Entries with figure data
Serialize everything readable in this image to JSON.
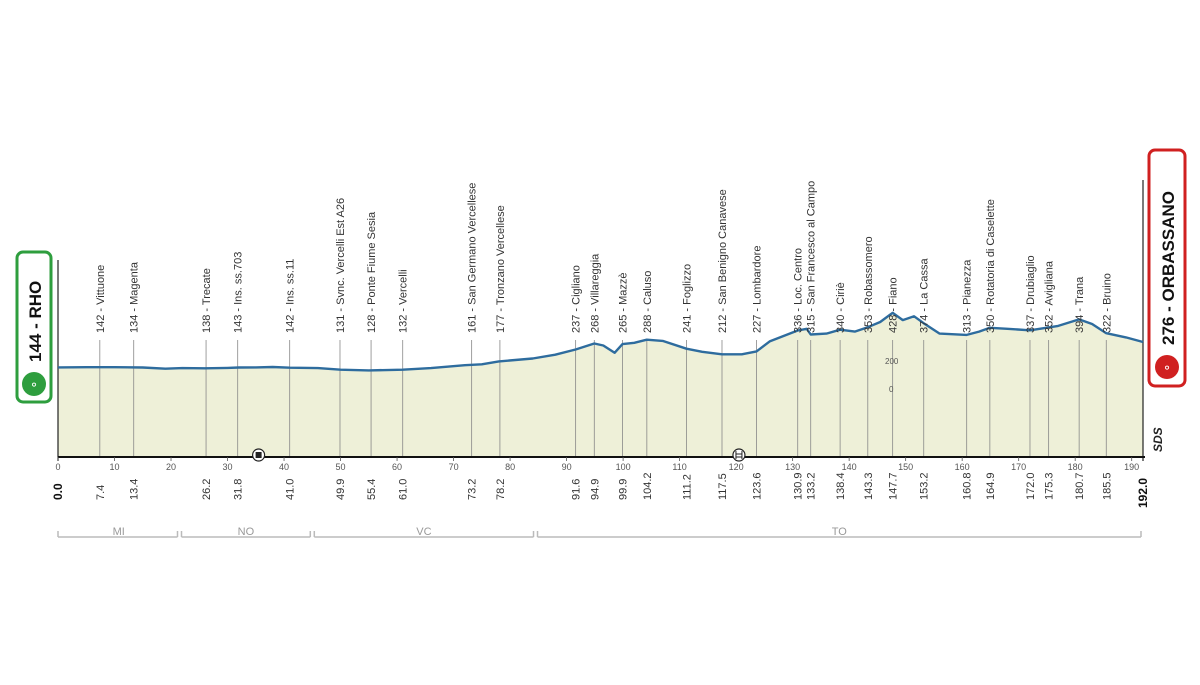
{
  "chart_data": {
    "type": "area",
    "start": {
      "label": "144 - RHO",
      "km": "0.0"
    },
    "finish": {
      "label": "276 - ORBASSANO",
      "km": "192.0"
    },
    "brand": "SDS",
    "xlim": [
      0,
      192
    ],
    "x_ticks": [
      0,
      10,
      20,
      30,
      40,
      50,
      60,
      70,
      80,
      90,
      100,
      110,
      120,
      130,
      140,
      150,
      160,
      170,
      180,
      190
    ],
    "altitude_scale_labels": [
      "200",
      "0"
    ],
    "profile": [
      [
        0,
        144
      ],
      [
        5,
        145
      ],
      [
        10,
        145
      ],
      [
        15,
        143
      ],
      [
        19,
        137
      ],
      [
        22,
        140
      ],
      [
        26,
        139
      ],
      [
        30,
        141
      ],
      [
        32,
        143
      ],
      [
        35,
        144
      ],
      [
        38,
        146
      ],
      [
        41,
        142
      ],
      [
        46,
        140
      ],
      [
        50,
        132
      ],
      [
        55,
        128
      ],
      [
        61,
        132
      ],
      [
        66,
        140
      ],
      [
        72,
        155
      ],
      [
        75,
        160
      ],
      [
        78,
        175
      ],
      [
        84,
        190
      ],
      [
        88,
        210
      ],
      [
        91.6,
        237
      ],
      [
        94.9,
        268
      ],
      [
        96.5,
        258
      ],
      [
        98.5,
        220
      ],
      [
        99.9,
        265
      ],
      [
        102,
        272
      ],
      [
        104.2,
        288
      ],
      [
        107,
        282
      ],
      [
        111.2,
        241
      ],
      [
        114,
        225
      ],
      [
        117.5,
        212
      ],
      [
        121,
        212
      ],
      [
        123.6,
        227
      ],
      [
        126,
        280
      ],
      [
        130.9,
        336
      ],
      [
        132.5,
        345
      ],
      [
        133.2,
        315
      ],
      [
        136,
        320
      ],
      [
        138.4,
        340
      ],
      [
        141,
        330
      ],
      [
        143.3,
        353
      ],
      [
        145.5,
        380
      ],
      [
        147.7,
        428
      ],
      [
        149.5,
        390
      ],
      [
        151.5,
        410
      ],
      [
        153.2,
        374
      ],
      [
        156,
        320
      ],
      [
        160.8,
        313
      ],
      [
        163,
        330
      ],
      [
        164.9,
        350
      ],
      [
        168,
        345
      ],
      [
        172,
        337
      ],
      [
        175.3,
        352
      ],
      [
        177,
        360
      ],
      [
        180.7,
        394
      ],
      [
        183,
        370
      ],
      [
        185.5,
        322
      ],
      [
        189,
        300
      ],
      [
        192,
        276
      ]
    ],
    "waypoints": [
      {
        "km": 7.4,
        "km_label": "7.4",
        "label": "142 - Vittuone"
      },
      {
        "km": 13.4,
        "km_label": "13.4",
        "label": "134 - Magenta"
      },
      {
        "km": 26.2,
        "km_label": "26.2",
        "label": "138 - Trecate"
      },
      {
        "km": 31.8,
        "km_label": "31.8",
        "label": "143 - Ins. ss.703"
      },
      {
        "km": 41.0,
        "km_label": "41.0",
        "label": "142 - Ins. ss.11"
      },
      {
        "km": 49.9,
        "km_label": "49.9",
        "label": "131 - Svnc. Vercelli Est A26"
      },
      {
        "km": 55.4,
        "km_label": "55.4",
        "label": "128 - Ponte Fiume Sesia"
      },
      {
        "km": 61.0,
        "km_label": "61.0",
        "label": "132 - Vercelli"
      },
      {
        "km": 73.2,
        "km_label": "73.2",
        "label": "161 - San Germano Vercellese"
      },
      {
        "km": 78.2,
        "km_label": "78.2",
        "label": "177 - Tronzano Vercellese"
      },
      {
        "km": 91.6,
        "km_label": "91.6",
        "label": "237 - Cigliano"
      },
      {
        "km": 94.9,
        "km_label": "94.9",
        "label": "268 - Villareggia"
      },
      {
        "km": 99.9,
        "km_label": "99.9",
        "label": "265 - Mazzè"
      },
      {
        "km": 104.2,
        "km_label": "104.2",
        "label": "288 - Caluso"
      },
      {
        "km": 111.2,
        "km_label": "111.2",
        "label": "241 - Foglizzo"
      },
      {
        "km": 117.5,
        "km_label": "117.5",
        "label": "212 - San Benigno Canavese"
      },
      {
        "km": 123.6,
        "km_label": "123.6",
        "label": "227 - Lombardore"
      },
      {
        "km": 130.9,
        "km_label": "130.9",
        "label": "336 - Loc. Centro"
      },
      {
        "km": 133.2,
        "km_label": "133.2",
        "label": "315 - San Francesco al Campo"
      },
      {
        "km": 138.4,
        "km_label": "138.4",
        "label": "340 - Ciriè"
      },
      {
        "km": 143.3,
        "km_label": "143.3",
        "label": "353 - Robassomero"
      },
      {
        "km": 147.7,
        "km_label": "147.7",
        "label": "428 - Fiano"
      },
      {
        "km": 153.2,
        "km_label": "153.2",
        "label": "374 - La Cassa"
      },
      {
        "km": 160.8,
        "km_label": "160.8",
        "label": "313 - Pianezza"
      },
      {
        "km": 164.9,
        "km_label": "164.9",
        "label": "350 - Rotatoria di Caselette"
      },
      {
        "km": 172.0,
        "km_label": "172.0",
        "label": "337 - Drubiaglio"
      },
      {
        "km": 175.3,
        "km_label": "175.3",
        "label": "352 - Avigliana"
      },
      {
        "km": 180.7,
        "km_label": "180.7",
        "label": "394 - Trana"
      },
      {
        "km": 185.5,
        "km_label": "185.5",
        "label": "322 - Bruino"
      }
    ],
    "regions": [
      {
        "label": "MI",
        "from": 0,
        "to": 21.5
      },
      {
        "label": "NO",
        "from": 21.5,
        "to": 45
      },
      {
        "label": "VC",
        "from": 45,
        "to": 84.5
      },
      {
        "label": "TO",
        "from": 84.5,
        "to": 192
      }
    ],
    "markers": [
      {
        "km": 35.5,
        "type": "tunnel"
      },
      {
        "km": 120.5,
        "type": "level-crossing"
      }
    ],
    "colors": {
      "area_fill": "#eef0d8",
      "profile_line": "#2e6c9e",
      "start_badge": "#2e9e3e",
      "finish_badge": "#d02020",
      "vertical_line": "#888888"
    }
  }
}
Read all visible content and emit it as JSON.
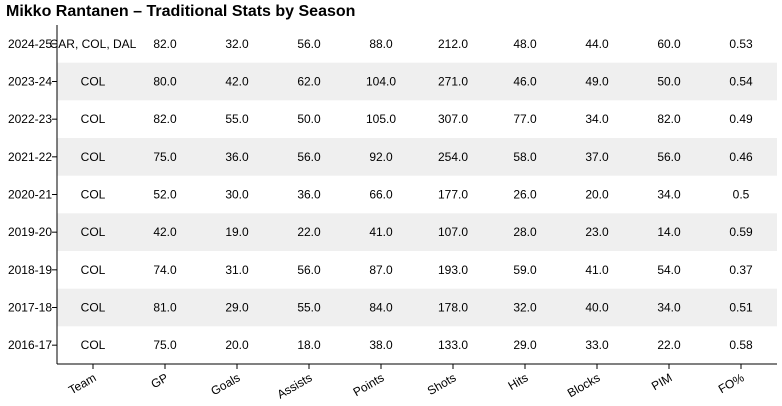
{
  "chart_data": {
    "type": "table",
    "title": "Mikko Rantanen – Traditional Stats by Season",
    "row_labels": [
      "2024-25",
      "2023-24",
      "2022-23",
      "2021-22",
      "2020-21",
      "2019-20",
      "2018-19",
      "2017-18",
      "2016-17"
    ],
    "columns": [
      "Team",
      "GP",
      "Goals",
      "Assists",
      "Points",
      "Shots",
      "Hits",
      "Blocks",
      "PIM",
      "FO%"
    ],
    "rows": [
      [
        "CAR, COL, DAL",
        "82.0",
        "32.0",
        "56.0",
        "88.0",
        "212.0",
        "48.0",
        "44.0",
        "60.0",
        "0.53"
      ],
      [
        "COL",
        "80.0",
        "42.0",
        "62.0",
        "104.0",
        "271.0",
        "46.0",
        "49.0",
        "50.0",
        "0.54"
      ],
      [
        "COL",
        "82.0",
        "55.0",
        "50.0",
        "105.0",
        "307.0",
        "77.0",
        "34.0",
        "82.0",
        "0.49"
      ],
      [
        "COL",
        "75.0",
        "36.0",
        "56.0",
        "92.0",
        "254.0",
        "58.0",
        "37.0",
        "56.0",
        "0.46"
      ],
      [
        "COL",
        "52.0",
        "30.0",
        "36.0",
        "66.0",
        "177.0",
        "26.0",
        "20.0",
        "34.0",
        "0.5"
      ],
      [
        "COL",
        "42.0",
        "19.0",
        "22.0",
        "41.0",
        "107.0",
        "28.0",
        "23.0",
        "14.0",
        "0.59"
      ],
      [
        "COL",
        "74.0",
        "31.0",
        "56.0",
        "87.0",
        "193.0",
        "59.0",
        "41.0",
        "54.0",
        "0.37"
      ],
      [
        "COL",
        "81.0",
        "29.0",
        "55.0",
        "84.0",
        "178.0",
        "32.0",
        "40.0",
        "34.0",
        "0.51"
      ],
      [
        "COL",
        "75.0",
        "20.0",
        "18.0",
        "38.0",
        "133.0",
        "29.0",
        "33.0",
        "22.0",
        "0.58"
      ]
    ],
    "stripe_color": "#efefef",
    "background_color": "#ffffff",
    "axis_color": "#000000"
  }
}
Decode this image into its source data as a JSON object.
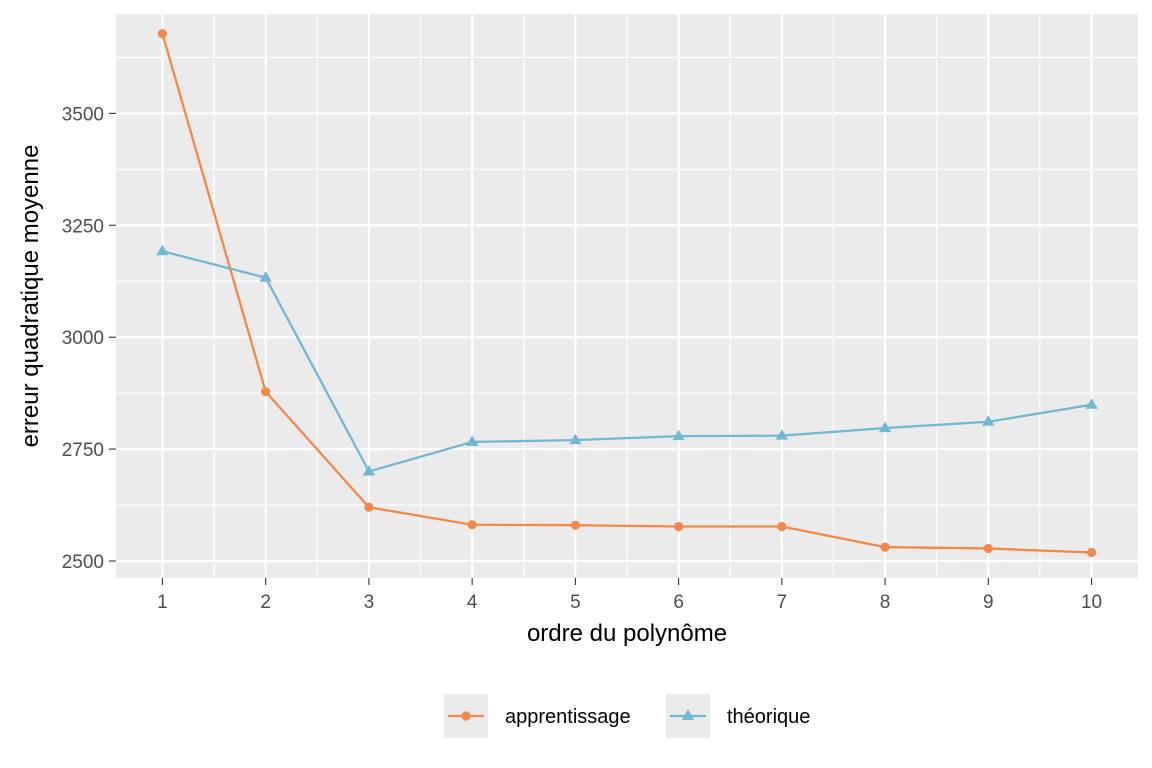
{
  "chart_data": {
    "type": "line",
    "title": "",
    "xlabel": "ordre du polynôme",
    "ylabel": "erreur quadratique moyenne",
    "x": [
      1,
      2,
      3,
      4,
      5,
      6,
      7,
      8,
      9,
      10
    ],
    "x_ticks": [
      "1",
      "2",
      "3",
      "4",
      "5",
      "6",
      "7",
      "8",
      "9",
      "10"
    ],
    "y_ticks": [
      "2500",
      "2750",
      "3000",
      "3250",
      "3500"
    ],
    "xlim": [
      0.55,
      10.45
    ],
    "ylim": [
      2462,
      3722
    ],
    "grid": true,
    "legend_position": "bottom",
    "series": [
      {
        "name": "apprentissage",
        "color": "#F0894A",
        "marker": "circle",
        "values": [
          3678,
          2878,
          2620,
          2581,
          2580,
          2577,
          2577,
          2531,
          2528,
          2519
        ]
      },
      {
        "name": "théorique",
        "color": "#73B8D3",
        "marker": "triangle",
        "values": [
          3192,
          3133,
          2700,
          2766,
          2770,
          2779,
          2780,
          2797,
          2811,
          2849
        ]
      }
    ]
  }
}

WHAT YOU NEED TO DO - Looking at the records above, extract only the lines from the one with "Decode this image" through the last line, exactly, with the pictures left out.

RESPONSE TO THE EXERCISE -
Decode this image into its source data as a JSON object.
{
  "chart_data": {
    "type": "line",
    "title": "",
    "xlabel": "ordre du polynôme",
    "ylabel": "erreur quadratique moyenne",
    "x": [
      1,
      2,
      3,
      4,
      5,
      6,
      7,
      8,
      9,
      10
    ],
    "x_ticks": [
      "1",
      "2",
      "3",
      "4",
      "5",
      "6",
      "7",
      "8",
      "9",
      "10"
    ],
    "y_ticks": [
      "2500",
      "2750",
      "3000",
      "3250",
      "3500"
    ],
    "xlim": [
      0.55,
      10.45
    ],
    "ylim": [
      2462,
      3722
    ],
    "grid": true,
    "legend_position": "bottom",
    "series": [
      {
        "name": "apprentissage",
        "color": "#F0894A",
        "marker": "circle",
        "values": [
          3678,
          2878,
          2620,
          2581,
          2580,
          2577,
          2577,
          2531,
          2528,
          2519
        ]
      },
      {
        "name": "théorique",
        "color": "#73B8D3",
        "marker": "triangle",
        "values": [
          3192,
          3133,
          2700,
          2766,
          2770,
          2779,
          2780,
          2797,
          2811,
          2849
        ]
      }
    ]
  }
}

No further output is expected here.